【No Ball,No Life】つまらないサッカーとは、こういう試合をいうのだろう。日本は、先日の東アジアE-1選手権で“宿敵”韓国にホームで1-4と歴史的な大敗を喫した。スコアもさることながら、試合内容のひどいこと。
1対1の局面に勝ってボールを奪い、縦に速い攻撃で相手のDF裏を突く戦い方をハリルホジッチ監督は強調する。しかし、それ一辺倒で単調な攻めに陥ってしまうのが今の日本の課題だ。「監督はDFの裏を狙えというけれど、相手が退いてしまい裏にスペースがなかった」というようなコメントをよく聞いた。
ならば、自分たちで考えて他の方法を探ればいいのにそれをしない。ユース世代ならともかく、A代表のいうセリフとは思えなかった。
緩急、揺さぶり、意表を突くパスやドリブルが皆無なサッカーは見ていて眠気に誘われる。相手も日本のやることは分かっているから、DF裏を狙う一発のパスを警戒していればよい。そもそもこの試合はファイティングスピリットに欠けていた。ピッチから伝わってくる熱量もなし。サポーターからブーイングを浴びて当然だ。
ハリルホジッチ監督は井手口(G大阪)、山口(C大阪)、今野(G大阪)というボール奪取に優れたMFを中盤に置きたがる。やはり、そこに1人はピッチ内で指揮をとれるゲームメーカーを置きたい。2-1で勝ったE-1の中国戦は大島(川崎)がその役を担っていた。残念ながら負傷で前半のうちに途中交代したが、うまくボールを散らし、味方の攻め上がりを促していた。

__________

### [演習課題 A]
エントリのうち、「Bar bbox=[94, 337, 114, 410]」を含む行から始まり「15% of s: 13」を含む行で終わる部分を、両端の行も含めて一字一句そのまま書き写してください。
### [演習課題 B]
サッカー日本代表の論評を、示されている最後の文の次から書き継いでください。
エントリはサッカー日本代表の論評とは一切関係がありません。

__________

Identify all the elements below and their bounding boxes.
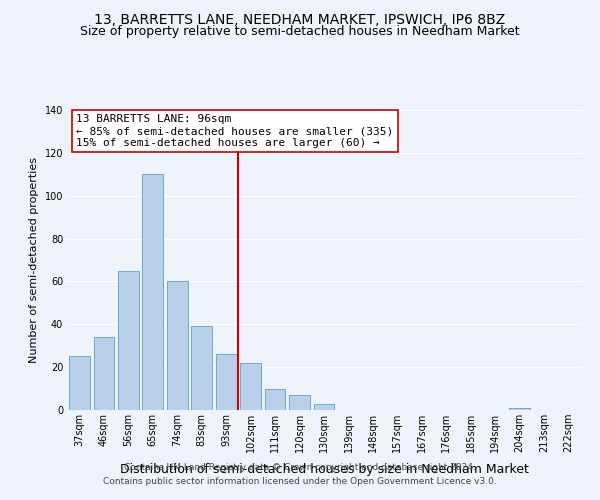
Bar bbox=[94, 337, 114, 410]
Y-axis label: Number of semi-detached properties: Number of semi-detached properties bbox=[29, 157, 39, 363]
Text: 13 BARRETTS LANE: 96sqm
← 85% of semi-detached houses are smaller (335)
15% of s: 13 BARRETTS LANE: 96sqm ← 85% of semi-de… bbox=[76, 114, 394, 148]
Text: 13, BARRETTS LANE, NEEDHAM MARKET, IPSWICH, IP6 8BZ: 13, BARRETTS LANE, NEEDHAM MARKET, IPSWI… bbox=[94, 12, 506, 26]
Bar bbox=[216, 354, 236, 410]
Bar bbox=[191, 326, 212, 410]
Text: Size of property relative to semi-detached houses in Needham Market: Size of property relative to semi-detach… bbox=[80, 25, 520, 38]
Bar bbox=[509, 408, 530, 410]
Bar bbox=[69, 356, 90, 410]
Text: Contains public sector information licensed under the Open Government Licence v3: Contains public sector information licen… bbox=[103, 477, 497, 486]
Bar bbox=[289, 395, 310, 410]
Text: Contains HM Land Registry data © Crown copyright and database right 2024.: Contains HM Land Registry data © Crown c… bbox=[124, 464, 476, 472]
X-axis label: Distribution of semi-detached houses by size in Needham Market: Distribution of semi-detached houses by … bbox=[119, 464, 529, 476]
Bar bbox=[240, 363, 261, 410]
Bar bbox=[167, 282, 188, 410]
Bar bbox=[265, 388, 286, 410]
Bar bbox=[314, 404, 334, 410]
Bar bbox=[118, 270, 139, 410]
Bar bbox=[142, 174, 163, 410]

__________

### [課題解答 A]
Bar bbox=[94, 337, 114, 410]
Y-axis label: Number of semi-detached properties: Number of semi-detached properties bbox=[29, 157, 39, 363]
Text: 13 BARRETTS LANE: 96sqm
← 85% of semi-detached houses are smaller (335)
15% of s: 13 BARRETTS LANE: 96sqm ← 85% of semi-de… bbox=[76, 114, 394, 148]

### [課題解答 B]
遠藤保仁(G大阪)の後継者は誰かという議論は最近あまり聞かなくなったが、気づけばいまだに見つかっていない。大島のほかには、柴崎(ヘタフェ)らが候補に挙がるのだろう。
代表の来季の年間スケジュールが発表され、3月は欧州で2試合の強化マッチ(相手未定)が組み込まれた。W杯1次リーグH組で対戦するコロンビア、セネガル、ポーランドを想定した相手とテストマッチを行い、W杯のメンバー候補を30人に絞り込むという。
Jリーグやアジア相手とは次元が異なる寄せの圧力の中、大島や柴崎がどの程度持ち味を発揮できるのか、この2試合で確認しておきたい。
ハリルホジッチ監督が目指す方向性は間違っていないと思う。4年前のブラジルW杯のチームに比べれば、中盤でボールを奪って速く攻め、シュートまでいくシーンは格段に増えた。監督は来季に向けた会見で「代表に必要ないくつかのピースを集めたい」と語った。そのピースが入ることで、停滞感が払しょくされると思いたい。(浅井武)
遠藤の後継者は大島か柴崎か? ハリルJに指揮執れるゲームメーカーを!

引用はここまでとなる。